The input >>
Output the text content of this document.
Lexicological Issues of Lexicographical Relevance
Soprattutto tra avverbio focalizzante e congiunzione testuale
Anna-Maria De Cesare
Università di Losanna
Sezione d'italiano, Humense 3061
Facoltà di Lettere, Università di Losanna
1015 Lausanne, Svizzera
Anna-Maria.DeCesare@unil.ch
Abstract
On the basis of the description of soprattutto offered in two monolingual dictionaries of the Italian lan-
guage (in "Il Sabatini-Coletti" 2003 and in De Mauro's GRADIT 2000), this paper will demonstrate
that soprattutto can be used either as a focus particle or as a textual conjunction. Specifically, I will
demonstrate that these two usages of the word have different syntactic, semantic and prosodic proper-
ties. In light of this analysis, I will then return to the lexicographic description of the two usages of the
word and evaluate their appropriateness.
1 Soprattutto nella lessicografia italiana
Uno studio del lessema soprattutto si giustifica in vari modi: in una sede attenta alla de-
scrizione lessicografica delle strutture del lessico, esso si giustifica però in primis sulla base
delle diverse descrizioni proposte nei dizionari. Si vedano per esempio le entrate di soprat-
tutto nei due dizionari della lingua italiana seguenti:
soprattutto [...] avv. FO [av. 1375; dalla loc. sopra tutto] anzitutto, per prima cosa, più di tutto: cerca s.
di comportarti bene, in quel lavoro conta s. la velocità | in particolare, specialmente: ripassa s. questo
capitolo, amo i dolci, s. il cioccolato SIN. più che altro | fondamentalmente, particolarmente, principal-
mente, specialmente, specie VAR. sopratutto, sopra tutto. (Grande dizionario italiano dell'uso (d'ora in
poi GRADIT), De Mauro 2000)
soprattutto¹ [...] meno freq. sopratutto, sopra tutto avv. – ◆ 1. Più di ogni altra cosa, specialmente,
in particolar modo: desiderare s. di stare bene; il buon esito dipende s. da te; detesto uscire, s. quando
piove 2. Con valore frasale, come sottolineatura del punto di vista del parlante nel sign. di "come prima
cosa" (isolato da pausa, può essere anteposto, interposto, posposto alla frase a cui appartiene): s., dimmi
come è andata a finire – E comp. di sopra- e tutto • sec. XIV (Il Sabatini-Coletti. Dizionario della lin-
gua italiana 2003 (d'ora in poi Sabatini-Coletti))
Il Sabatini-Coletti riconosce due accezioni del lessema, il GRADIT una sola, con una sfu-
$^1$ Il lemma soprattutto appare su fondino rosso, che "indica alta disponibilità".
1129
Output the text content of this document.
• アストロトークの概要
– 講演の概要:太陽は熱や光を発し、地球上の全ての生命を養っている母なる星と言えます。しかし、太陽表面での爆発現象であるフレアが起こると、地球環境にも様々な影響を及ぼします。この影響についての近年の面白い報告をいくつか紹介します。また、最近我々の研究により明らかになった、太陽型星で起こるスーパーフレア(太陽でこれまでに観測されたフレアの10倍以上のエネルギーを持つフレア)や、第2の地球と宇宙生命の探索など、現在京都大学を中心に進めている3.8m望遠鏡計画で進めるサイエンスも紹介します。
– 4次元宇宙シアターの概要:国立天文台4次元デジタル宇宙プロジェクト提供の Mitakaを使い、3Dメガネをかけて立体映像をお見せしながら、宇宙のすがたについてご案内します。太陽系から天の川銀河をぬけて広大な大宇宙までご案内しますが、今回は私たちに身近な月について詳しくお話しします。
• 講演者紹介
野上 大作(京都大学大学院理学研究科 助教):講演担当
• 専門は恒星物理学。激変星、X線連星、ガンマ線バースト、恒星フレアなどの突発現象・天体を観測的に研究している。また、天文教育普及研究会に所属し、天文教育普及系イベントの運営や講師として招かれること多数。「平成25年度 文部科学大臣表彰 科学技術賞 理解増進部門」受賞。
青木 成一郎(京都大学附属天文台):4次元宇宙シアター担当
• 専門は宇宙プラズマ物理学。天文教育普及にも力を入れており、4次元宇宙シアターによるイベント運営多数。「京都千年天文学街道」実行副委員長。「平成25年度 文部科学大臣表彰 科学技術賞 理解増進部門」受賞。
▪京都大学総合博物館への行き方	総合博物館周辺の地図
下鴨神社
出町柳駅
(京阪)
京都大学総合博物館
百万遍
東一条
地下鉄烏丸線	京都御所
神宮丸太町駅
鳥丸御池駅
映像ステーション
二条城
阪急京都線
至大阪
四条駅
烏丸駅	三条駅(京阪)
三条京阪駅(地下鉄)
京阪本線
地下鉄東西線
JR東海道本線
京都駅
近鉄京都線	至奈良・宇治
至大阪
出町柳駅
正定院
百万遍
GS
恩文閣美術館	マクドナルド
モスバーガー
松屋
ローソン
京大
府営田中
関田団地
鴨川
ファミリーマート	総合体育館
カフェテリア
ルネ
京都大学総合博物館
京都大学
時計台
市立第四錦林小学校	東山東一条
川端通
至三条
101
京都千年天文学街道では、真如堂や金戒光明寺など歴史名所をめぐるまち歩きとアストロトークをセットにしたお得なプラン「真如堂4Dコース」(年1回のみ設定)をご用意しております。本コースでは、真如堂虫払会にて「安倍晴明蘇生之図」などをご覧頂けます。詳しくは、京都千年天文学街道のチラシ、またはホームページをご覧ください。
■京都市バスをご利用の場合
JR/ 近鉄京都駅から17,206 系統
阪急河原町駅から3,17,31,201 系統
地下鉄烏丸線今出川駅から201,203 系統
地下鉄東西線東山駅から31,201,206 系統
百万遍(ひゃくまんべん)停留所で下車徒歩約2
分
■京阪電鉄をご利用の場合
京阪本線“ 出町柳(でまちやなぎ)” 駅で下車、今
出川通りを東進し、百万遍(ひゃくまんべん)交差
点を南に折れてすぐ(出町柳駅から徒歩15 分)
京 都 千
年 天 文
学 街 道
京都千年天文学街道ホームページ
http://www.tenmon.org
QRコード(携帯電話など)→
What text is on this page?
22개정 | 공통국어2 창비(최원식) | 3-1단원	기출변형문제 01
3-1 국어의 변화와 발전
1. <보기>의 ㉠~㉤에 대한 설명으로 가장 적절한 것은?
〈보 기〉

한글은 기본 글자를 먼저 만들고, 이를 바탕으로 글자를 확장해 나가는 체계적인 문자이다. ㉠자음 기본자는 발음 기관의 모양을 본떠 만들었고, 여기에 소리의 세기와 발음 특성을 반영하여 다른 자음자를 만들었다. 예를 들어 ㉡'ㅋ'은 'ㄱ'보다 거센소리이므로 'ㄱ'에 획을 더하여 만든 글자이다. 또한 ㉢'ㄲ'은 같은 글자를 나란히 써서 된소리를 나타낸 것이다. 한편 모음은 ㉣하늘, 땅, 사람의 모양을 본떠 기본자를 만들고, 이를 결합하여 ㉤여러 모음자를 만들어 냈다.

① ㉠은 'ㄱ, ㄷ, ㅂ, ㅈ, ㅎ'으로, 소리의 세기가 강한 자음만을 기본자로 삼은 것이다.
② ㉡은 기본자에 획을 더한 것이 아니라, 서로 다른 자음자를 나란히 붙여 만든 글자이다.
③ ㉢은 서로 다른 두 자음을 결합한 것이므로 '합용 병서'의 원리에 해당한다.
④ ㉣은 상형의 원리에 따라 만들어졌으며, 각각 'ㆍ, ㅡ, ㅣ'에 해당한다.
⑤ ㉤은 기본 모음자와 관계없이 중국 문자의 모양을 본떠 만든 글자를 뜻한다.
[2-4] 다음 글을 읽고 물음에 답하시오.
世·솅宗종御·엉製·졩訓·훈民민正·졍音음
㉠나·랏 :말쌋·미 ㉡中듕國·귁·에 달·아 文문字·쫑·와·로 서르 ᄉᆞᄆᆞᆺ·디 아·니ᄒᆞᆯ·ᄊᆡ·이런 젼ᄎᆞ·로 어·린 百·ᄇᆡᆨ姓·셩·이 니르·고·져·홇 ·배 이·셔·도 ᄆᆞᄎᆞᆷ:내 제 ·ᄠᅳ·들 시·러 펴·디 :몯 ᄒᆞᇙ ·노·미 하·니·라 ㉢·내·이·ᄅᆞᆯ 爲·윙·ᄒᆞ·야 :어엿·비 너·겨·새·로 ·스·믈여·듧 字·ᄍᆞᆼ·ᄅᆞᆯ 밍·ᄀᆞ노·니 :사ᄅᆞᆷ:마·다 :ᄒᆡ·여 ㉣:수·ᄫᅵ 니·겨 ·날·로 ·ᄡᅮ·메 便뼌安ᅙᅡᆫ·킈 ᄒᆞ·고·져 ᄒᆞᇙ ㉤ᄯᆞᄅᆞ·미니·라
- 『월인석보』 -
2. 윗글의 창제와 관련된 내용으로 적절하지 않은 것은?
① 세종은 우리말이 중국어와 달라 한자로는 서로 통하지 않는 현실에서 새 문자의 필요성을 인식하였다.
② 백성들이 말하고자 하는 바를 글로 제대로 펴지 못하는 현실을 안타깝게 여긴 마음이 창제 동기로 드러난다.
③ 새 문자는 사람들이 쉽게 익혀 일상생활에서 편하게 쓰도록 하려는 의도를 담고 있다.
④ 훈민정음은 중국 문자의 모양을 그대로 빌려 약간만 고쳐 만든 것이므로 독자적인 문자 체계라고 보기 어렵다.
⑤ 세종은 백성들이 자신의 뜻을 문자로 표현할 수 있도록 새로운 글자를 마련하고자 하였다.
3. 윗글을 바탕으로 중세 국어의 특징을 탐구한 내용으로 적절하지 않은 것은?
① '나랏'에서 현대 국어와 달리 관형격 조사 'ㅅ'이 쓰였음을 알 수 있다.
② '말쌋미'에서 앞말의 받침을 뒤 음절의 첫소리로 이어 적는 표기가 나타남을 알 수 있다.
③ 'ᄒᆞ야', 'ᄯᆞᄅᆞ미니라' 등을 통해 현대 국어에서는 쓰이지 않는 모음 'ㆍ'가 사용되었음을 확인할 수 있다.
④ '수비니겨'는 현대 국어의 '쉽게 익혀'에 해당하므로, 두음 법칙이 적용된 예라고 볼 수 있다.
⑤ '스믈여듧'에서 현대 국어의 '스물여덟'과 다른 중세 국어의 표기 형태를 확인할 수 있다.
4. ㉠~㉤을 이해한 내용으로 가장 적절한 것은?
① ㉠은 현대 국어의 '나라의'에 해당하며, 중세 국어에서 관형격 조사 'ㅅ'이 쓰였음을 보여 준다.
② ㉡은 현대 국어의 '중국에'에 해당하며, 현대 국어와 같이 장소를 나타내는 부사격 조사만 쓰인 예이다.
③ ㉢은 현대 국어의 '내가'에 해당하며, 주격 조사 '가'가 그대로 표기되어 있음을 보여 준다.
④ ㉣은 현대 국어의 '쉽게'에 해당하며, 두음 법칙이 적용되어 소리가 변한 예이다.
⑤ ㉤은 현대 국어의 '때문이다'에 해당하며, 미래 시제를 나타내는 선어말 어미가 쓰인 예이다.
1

Task directions >>
Which lines hold the word "자음자를"? Copy each of them from the records.

Result of the exercise >>
한글은 기본 글자를 먼저 만들고, 이를 바탕으로 글자를 확장해 나가는 체계적인 문자이다. ㉠자음 기본자는 발음 기관의 모양을 본떠 만들었고, 여기에 소리의 세기와 발음 특성을 반영하여 다른 자음자를 만들었다. 예를 들어 ㉡'ㅋ'은 'ㄱ'보다 거센소리이므로 'ㄱ'에 획을 더하여 만든 글자이다. 또한 ㉢'ㄲ'은 같은 글자를 나란히 써서 된소리를 나타낸 것이다. 한편 모음은 ㉣하늘, 땅, 사람의 모양을 본떠 기본자를 만들고, 이를 결합하여 ㉤여러 모음자를 만들어 냈다.
② ㉡은 기본자에 획을 더한 것이 아니라, 서로 다른 자음자를 나란히 붙여 만든 글자이다.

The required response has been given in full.